═════ Rows

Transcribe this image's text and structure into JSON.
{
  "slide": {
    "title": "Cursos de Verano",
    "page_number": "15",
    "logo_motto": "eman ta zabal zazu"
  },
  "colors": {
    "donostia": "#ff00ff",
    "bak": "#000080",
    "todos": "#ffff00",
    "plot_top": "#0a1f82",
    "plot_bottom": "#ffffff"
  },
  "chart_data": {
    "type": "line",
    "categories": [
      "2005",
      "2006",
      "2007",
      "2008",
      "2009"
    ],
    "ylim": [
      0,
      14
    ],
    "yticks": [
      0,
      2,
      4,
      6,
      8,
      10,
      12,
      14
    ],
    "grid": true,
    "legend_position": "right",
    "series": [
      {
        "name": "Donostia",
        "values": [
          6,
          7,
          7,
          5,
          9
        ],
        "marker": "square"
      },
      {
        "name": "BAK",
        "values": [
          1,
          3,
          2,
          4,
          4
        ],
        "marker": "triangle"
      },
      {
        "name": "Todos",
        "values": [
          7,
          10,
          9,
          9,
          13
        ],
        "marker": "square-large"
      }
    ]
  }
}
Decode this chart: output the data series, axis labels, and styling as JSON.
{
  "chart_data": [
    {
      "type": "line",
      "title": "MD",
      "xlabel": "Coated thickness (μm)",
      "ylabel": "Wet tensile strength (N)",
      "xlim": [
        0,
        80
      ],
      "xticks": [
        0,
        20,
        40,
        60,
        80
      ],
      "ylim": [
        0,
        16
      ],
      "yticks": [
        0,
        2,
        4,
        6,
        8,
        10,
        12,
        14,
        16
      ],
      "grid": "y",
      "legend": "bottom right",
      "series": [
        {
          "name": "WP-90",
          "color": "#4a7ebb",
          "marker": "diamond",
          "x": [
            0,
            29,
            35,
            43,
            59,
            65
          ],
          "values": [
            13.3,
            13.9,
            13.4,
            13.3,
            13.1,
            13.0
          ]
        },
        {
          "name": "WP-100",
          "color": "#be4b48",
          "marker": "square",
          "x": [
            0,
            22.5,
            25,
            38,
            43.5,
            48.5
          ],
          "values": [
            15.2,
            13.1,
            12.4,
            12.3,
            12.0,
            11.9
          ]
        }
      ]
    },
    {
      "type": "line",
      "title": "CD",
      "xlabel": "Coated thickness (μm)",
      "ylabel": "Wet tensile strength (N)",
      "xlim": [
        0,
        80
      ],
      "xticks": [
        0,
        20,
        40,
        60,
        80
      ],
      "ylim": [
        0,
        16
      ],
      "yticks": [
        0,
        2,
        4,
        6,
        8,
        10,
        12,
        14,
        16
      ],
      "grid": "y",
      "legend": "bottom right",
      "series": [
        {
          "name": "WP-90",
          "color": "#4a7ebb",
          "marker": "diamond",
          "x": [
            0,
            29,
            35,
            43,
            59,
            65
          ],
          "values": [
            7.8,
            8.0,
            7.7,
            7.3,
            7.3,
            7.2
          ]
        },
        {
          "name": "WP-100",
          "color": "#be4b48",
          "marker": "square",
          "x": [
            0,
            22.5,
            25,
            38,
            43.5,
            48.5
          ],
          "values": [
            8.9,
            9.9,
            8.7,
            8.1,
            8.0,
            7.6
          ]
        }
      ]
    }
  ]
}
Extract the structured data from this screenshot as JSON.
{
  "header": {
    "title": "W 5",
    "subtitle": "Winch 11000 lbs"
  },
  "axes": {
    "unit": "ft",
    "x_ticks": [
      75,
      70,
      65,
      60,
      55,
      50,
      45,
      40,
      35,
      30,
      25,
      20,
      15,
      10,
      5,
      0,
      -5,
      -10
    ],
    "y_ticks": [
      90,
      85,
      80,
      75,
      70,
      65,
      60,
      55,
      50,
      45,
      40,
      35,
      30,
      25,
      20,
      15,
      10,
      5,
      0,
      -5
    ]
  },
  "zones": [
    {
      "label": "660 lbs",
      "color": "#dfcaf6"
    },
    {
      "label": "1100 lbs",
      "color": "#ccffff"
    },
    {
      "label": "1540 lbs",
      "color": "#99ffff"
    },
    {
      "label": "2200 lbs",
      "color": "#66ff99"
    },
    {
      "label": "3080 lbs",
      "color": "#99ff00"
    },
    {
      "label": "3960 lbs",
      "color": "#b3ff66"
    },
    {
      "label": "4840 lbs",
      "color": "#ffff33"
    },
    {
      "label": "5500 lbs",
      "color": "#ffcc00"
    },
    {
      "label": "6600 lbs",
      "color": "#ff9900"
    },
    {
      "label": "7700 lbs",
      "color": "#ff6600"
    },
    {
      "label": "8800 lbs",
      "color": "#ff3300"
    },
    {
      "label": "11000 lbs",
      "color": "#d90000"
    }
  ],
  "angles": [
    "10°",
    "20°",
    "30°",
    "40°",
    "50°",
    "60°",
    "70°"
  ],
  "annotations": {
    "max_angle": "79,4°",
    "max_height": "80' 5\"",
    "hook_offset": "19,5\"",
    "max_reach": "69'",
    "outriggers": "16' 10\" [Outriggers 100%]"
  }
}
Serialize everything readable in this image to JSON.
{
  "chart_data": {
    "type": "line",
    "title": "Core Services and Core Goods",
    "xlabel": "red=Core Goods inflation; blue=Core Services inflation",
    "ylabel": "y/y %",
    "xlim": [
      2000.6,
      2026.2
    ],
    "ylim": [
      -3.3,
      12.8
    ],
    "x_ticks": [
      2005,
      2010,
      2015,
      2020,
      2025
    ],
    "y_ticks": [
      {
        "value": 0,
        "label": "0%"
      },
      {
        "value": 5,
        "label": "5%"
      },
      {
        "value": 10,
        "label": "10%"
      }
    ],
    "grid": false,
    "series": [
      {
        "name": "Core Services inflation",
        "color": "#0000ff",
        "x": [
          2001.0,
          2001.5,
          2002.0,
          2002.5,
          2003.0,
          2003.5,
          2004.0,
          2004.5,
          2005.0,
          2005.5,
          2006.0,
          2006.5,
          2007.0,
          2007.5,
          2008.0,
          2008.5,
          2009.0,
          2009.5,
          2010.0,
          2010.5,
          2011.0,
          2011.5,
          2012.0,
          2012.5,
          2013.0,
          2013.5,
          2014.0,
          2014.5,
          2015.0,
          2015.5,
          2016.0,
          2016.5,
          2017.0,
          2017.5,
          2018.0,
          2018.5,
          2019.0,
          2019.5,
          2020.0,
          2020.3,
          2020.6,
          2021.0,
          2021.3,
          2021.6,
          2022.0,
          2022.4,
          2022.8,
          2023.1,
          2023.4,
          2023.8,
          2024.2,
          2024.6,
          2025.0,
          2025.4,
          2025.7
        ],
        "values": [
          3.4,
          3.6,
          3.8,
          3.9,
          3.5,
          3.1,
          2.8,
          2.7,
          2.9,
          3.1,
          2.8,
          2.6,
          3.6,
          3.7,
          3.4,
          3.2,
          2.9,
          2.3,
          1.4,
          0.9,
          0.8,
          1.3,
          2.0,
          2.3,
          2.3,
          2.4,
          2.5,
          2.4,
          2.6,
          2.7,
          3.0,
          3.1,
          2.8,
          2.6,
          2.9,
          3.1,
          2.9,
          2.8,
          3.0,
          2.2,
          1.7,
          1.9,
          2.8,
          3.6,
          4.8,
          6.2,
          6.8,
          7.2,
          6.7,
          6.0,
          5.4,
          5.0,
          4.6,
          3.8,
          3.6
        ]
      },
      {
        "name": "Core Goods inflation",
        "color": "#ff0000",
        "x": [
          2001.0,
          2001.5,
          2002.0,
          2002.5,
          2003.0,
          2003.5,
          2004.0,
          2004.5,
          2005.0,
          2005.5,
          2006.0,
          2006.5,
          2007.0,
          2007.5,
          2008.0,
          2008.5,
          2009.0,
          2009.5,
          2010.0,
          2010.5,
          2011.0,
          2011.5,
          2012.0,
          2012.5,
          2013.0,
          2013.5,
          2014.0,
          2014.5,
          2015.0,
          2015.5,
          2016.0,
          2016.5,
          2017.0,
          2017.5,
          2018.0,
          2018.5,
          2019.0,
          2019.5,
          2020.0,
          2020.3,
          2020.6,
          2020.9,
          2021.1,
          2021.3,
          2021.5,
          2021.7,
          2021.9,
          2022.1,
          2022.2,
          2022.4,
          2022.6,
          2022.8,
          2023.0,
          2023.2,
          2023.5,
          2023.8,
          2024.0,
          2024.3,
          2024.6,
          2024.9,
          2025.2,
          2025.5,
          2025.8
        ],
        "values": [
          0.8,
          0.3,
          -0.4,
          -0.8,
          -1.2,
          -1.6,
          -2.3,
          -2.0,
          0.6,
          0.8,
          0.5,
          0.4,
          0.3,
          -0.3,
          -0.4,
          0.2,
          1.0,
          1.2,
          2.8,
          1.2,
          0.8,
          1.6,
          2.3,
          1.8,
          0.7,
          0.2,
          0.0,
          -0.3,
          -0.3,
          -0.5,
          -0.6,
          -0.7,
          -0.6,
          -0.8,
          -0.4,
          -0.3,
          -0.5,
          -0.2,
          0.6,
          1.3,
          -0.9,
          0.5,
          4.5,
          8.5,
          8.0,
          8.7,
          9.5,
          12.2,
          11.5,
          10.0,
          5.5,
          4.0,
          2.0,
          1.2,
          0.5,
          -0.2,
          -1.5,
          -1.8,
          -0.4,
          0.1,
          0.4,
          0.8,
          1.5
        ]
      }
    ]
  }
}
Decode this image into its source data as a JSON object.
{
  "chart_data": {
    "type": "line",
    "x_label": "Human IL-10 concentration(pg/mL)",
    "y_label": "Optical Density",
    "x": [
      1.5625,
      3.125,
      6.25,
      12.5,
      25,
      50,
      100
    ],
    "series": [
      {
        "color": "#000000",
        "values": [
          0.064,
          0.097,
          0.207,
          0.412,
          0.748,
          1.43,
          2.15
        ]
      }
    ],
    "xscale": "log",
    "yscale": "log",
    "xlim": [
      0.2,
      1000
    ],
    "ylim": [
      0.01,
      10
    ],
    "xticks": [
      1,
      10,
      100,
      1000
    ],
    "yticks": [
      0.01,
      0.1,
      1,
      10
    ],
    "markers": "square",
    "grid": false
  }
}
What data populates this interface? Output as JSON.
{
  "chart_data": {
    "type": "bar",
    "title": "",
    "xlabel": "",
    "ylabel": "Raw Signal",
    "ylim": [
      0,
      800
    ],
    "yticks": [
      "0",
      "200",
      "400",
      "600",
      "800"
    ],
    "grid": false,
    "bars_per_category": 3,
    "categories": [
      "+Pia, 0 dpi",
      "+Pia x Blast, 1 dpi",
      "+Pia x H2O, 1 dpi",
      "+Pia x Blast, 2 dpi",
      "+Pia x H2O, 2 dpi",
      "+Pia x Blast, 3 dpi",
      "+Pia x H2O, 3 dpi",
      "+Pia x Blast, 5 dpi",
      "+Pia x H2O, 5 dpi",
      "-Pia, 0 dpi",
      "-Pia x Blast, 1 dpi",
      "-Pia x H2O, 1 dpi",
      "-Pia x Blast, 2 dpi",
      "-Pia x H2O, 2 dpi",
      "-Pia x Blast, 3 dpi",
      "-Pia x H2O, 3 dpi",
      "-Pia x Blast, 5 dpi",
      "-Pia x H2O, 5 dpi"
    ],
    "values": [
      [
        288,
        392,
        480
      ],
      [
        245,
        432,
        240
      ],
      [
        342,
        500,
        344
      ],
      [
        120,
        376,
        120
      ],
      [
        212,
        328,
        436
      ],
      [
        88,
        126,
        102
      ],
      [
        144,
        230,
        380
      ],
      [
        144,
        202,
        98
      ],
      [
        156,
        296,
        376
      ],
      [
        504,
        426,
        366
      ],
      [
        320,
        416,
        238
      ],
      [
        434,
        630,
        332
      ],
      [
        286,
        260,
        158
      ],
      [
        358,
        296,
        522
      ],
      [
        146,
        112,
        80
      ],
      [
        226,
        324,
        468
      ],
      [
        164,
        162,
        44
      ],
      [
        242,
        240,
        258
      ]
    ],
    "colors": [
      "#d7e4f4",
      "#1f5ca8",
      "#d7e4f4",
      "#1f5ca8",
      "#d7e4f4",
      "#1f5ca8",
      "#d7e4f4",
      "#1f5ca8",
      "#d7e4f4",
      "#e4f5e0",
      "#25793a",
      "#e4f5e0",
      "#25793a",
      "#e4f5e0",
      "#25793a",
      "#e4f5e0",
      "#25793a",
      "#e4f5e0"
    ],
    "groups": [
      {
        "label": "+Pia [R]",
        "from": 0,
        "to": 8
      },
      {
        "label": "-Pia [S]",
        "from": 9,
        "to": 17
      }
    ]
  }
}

══════════

_Exercise instructions:_ Read the lines above. Gather those in which the string "inflation" is found.

_Output below:_
    "xlabel": "red=Core Goods inflation; blue=Core Services inflation",
        "name": "Core Services inflation",
        "name": "Core Goods inflation",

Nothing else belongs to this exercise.